### What to do
Tally the lines holding the string "this" and reply with that number alone.

──────── Excerpted records

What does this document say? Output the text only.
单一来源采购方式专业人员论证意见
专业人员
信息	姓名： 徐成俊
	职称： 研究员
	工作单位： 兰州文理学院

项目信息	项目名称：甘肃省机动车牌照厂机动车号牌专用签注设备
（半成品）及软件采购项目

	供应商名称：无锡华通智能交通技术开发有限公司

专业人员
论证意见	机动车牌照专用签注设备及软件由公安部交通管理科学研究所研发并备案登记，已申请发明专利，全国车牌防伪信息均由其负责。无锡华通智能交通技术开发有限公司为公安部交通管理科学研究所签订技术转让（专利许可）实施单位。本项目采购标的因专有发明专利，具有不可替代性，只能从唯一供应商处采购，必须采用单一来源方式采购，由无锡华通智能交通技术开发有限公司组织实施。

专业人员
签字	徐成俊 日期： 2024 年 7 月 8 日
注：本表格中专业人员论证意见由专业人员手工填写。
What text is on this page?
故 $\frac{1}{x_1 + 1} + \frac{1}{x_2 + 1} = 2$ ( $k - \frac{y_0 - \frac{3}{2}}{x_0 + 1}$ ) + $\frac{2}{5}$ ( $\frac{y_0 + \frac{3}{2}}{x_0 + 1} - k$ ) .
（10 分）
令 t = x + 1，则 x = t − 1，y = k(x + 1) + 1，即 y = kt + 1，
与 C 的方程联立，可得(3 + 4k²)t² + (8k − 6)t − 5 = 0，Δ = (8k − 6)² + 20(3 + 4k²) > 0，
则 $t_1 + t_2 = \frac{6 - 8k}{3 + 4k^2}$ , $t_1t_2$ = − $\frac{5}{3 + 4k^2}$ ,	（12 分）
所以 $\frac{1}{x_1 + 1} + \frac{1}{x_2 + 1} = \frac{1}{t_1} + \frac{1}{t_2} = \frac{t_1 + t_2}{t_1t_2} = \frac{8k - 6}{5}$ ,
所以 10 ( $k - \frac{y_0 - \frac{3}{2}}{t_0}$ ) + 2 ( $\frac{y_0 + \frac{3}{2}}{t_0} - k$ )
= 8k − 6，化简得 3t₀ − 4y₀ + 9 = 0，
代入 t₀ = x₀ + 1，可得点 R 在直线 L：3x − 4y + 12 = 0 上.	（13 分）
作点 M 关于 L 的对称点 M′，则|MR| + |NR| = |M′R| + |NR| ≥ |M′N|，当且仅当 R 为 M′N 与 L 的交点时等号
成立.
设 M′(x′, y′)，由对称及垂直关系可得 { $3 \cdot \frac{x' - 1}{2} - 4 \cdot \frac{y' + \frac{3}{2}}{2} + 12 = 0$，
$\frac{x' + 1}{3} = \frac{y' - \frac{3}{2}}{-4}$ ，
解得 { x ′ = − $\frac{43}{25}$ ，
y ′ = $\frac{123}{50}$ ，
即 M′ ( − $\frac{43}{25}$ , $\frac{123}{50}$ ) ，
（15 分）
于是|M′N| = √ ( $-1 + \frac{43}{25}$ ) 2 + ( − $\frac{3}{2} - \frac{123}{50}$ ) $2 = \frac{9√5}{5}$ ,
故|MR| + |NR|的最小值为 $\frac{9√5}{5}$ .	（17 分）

────────────────

### Exercise answer
2